OBJECTIVE — Will you output the entries below exactly, skipping every image they contain?

* * * *

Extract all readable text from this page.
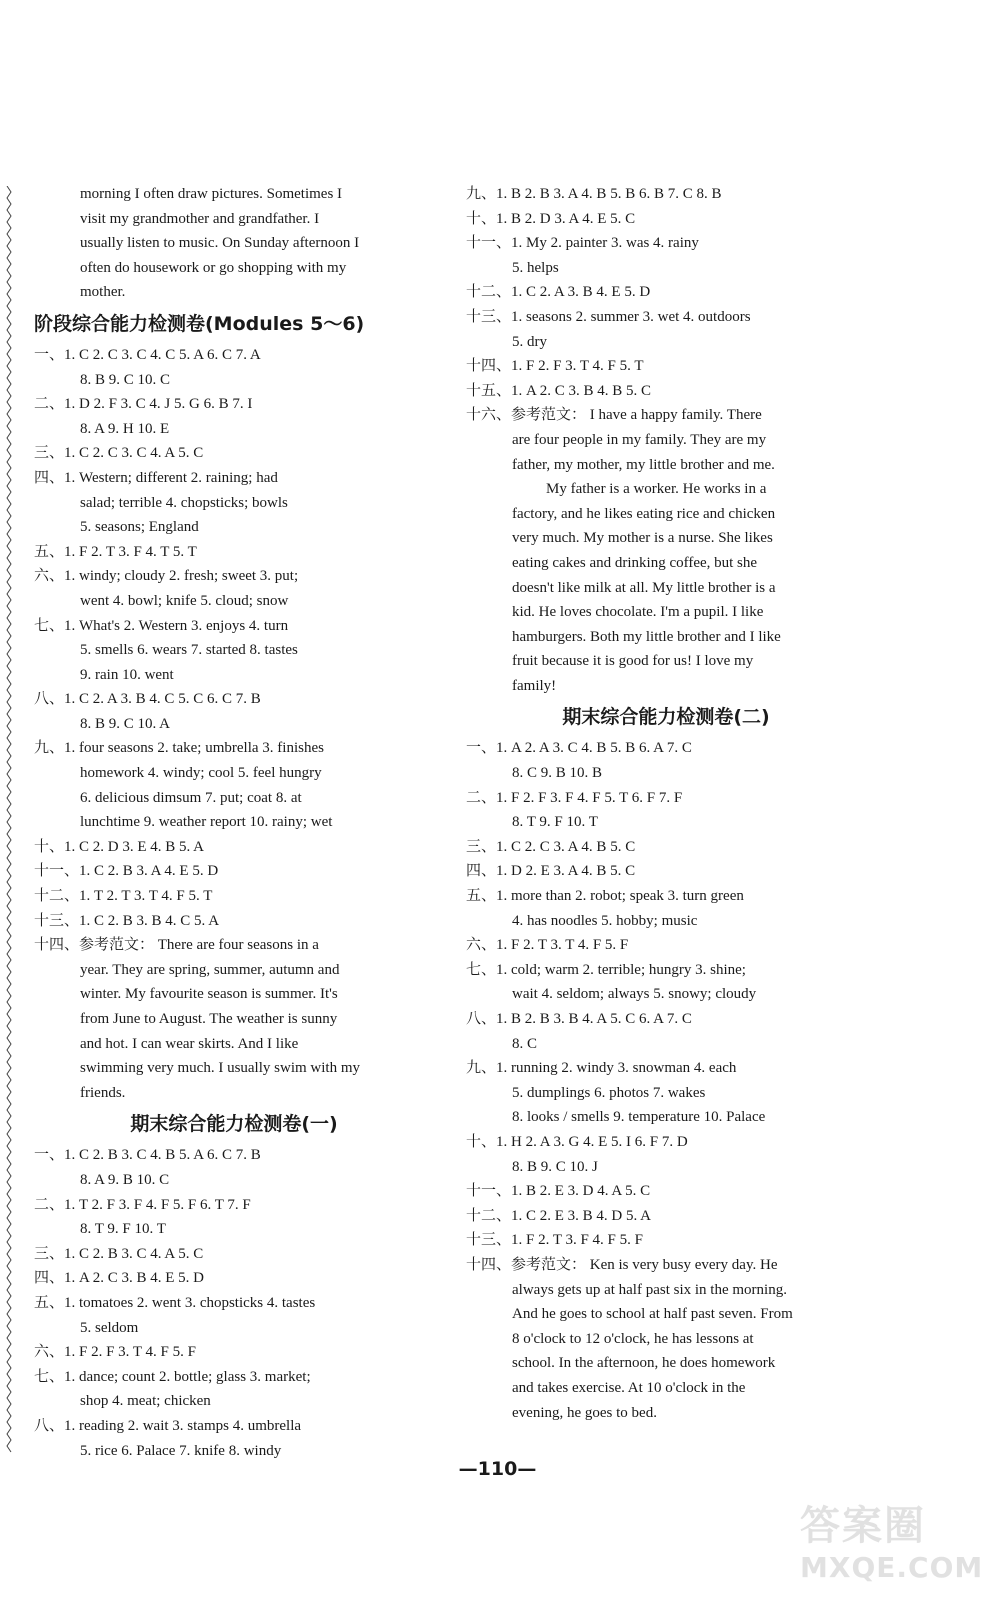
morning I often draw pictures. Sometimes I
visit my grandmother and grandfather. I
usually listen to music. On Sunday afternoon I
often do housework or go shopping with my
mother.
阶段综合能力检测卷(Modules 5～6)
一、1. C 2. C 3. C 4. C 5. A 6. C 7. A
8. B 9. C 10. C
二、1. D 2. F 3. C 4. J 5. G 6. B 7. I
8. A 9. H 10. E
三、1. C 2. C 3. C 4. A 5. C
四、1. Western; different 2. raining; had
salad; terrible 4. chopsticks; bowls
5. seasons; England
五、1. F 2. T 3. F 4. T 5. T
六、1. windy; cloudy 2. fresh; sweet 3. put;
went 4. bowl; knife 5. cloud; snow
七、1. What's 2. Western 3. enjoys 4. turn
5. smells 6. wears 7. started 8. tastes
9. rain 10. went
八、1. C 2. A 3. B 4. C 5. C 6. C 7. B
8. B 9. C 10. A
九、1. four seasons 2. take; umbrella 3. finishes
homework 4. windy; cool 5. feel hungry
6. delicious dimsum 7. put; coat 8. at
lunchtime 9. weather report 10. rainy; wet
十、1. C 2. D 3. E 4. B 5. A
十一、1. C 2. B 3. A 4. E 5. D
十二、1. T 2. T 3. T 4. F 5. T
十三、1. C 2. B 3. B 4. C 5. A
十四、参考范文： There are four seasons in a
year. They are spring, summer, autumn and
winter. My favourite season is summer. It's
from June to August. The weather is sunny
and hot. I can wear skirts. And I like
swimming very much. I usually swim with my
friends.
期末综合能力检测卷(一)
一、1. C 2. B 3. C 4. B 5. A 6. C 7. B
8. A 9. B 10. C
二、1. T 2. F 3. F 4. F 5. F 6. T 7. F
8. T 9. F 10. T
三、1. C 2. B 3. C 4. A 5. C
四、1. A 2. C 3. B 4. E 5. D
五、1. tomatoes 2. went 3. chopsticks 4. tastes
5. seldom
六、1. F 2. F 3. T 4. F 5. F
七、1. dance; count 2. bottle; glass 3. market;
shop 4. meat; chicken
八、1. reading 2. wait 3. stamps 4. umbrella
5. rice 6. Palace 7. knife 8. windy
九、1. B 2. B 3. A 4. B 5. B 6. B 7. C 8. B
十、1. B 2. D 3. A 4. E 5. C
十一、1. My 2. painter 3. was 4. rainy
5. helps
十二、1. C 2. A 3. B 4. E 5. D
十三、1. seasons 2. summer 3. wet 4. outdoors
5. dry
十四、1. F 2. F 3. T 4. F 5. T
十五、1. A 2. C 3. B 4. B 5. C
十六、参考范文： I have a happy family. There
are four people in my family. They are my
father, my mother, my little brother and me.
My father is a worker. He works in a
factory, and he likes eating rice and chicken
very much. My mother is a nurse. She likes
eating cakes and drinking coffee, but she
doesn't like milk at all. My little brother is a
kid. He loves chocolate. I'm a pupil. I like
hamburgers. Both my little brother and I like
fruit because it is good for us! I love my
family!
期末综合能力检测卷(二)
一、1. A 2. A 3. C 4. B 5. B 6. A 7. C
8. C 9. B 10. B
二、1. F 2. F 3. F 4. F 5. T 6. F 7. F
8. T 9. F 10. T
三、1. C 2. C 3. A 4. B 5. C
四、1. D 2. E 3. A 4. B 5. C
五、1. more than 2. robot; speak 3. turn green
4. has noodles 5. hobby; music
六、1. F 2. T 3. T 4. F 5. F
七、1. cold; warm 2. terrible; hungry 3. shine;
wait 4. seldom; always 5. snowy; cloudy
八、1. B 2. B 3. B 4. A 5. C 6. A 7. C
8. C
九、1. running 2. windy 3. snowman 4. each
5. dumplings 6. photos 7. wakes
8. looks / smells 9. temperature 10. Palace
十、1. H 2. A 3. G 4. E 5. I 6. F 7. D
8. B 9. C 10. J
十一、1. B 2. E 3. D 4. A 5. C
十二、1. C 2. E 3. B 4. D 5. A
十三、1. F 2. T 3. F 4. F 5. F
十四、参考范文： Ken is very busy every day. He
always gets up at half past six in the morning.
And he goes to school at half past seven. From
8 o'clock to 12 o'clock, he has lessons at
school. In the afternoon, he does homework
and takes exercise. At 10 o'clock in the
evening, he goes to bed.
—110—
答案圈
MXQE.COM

* * * *

ANSWER IN FULL —
Extract all readable text from this page.
morning I often draw pictures. Sometimes I
visit my grandmother and grandfather. I
usually listen to music. On Sunday afternoon I
often do housework or go shopping with my
mother.
阶段综合能力检测卷(Modules 5～6)
一、1. C 2. C 3. C 4. C 5. A 6. C 7. A
8. B 9. C 10. C
二、1. D 2. F 3. C 4. J 5. G 6. B 7. I
8. A 9. H 10. E
三、1. C 2. C 3. C 4. A 5. C
四、1. Western; different 2. raining; had
salad; terrible 4. chopsticks; bowls
5. seasons; England
五、1. F 2. T 3. F 4. T 5. T
六、1. windy; cloudy 2. fresh; sweet 3. put;
went 4. bowl; knife 5. cloud; snow
七、1. What's 2. Western 3. enjoys 4. turn
5. smells 6. wears 7. started 8. tastes
9. rain 10. went
八、1. C 2. A 3. B 4. C 5. C 6. C 7. B
8. B 9. C 10. A
九、1. four seasons 2. take; umbrella 3. finishes
homework 4. windy; cool 5. feel hungry
6. delicious dimsum 7. put; coat 8. at
lunchtime 9. weather report 10. rainy; wet
十、1. C 2. D 3. E 4. B 5. A
十一、1. C 2. B 3. A 4. E 5. D
十二、1. T 2. T 3. T 4. F 5. T
十三、1. C 2. B 3. B 4. C 5. A
十四、参考范文： There are four seasons in a
year. They are spring, summer, autumn and
winter. My favourite season is summer. It's
from June to August. The weather is sunny
and hot. I can wear skirts. And I like
swimming very much. I usually swim with my
friends.
期末综合能力检测卷(一)
一、1. C 2. B 3. C 4. B 5. A 6. C 7. B
8. A 9. B 10. C
二、1. T 2. F 3. F 4. F 5. F 6. T 7. F
8. T 9. F 10. T
三、1. C 2. B 3. C 4. A 5. C
四、1. A 2. C 3. B 4. E 5. D
五、1. tomatoes 2. went 3. chopsticks 4. tastes
5. seldom
六、1. F 2. F 3. T 4. F 5. F
七、1. dance; count 2. bottle; glass 3. market;
shop 4. meat; chicken
八、1. reading 2. wait 3. stamps 4. umbrella
5. rice 6. Palace 7. knife 8. windy
九、1. B 2. B 3. A 4. B 5. B 6. B 7. C 8. B
十、1. B 2. D 3. A 4. E 5. C
十一、1. My 2. painter 3. was 4. rainy
5. helps
十二、1. C 2. A 3. B 4. E 5. D
十三、1. seasons 2. summer 3. wet 4. outdoors
5. dry
十四、1. F 2. F 3. T 4. F 5. T
十五、1. A 2. C 3. B 4. B 5. C
十六、参考范文： I have a happy family. There
are four people in my family. They are my
father, my mother, my little brother and me.
My father is a worker. He works in a
factory, and he likes eating rice and chicken
very much. My mother is a nurse. She likes
eating cakes and drinking coffee, but she
doesn't like milk at all. My little brother is a
kid. He loves chocolate. I'm a pupil. I like
hamburgers. Both my little brother and I like
fruit because it is good for us! I love my
family!
期末综合能力检测卷(二)
一、1. A 2. A 3. C 4. B 5. B 6. A 7. C
8. C 9. B 10. B
二、1. F 2. F 3. F 4. F 5. T 6. F 7. F
8. T 9. F 10. T
三、1. C 2. C 3. A 4. B 5. C
四、1. D 2. E 3. A 4. B 5. C
五、1. more than 2. robot; speak 3. turn green
4. has noodles 5. hobby; music
六、1. F 2. T 3. T 4. F 5. F
七、1. cold; warm 2. terrible; hungry 3. shine;
wait 4. seldom; always 5. snowy; cloudy
八、1. B 2. B 3. B 4. A 5. C 6. A 7. C
8. C
九、1. running 2. windy 3. snowman 4. each
5. dumplings 6. photos 7. wakes
8. looks / smells 9. temperature 10. Palace
十、1. H 2. A 3. G 4. E 5. I 6. F 7. D
8. B 9. C 10. J
十一、1. B 2. E 3. D 4. A 5. C
十二、1. C 2. E 3. B 4. D 5. A
十三、1. F 2. T 3. F 4. F 5. F
十四、参考范文： Ken is very busy every day. He
always gets up at half past six in the morning.
And he goes to school at half past seven. From
8 o'clock to 12 o'clock, he has lessons at
school. In the afternoon, he does homework
and takes exercise. At 10 o'clock in the
evening, he goes to bed.
—110—
答案圈
MXQE.COM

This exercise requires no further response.